# Exercise directions
Find "Extract all readable text from this page." in the records that follow; print that line and each subsequent line through the last one, verbatim and with nothing added.

— start of Material for this task —

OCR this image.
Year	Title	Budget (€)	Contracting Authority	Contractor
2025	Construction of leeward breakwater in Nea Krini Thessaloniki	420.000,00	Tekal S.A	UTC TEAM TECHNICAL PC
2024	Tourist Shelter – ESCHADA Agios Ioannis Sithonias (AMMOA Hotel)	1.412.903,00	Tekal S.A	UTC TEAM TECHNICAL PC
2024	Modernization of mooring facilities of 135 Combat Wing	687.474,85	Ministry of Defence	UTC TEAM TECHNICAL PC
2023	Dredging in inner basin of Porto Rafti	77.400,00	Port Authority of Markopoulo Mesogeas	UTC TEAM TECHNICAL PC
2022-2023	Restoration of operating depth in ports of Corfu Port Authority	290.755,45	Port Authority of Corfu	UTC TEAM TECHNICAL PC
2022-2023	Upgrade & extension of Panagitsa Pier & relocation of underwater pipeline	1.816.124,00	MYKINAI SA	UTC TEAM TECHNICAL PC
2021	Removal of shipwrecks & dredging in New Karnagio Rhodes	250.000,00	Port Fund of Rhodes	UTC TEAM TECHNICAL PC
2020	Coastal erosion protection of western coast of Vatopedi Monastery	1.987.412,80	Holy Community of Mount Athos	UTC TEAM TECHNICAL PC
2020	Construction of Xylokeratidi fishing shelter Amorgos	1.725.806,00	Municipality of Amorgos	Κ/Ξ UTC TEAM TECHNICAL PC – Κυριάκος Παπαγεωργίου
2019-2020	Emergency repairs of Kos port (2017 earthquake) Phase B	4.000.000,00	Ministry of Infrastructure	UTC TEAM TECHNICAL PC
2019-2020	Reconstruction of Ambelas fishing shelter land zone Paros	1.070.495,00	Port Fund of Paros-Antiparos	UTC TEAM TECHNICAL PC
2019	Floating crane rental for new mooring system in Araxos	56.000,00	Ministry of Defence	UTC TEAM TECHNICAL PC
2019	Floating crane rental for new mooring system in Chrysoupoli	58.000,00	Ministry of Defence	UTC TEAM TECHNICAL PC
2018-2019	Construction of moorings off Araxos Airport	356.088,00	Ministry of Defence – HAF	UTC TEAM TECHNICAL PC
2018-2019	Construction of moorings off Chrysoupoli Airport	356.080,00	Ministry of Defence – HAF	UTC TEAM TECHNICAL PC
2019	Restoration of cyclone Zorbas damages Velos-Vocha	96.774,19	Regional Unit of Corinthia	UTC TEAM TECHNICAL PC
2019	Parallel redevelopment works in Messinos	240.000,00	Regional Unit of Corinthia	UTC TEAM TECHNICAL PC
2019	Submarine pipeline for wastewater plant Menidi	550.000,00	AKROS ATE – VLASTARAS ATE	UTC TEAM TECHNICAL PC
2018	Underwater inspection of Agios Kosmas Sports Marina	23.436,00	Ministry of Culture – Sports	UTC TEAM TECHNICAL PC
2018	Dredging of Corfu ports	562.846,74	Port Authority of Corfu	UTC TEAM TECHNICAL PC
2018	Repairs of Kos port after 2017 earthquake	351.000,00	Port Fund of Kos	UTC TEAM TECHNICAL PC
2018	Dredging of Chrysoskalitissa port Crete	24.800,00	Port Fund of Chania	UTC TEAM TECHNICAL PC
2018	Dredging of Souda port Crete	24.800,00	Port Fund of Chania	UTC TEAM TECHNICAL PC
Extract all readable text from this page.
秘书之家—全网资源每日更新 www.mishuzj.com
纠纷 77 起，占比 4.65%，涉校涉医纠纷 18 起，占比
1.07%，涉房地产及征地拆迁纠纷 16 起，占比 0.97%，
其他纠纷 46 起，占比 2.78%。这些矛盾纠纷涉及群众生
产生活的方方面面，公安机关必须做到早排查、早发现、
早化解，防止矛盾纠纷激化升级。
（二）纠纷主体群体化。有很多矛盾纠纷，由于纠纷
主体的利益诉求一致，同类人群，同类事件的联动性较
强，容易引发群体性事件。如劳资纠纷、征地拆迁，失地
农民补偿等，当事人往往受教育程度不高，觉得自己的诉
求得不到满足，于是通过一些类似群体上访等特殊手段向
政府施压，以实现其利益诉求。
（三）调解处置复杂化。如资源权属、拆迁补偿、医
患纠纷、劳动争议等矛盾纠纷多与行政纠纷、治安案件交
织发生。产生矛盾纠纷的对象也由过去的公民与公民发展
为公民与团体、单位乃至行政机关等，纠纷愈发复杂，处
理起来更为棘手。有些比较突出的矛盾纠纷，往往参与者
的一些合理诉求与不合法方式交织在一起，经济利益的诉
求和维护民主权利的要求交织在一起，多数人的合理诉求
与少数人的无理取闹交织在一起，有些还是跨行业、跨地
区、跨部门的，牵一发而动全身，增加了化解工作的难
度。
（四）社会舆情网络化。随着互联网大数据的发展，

— end of Material for this task —

# Task solution
Extract all readable text from this page.
秘书之家—全网资源每日更新 www.mishuzj.com
纠纷 77 起，占比 4.65%，涉校涉医纠纷 18 起，占比
1.07%，涉房地产及征地拆迁纠纷 16 起，占比 0.97%，
其他纠纷 46 起，占比 2.78%。这些矛盾纠纷涉及群众生
产生活的方方面面，公安机关必须做到早排查、早发现、
早化解，防止矛盾纠纷激化升级。
（二）纠纷主体群体化。有很多矛盾纠纷，由于纠纷
主体的利益诉求一致，同类人群，同类事件的联动性较
强，容易引发群体性事件。如劳资纠纷、征地拆迁，失地
农民补偿等，当事人往往受教育程度不高，觉得自己的诉
求得不到满足，于是通过一些类似群体上访等特殊手段向
政府施压，以实现其利益诉求。
（三）调解处置复杂化。如资源权属、拆迁补偿、医
患纠纷、劳动争议等矛盾纠纷多与行政纠纷、治安案件交
织发生。产生矛盾纠纷的对象也由过去的公民与公民发展
为公民与团体、单位乃至行政机关等，纠纷愈发复杂，处
理起来更为棘手。有些比较突出的矛盾纠纷，往往参与者
的一些合理诉求与不合法方式交织在一起，经济利益的诉
求和维护民主权利的要求交织在一起，多数人的合理诉求
与少数人的无理取闹交织在一起，有些还是跨行业、跨地
区、跨部门的，牵一发而动全身，增加了化解工作的难
度。
（四）社会舆情网络化。随着互联网大数据的发展，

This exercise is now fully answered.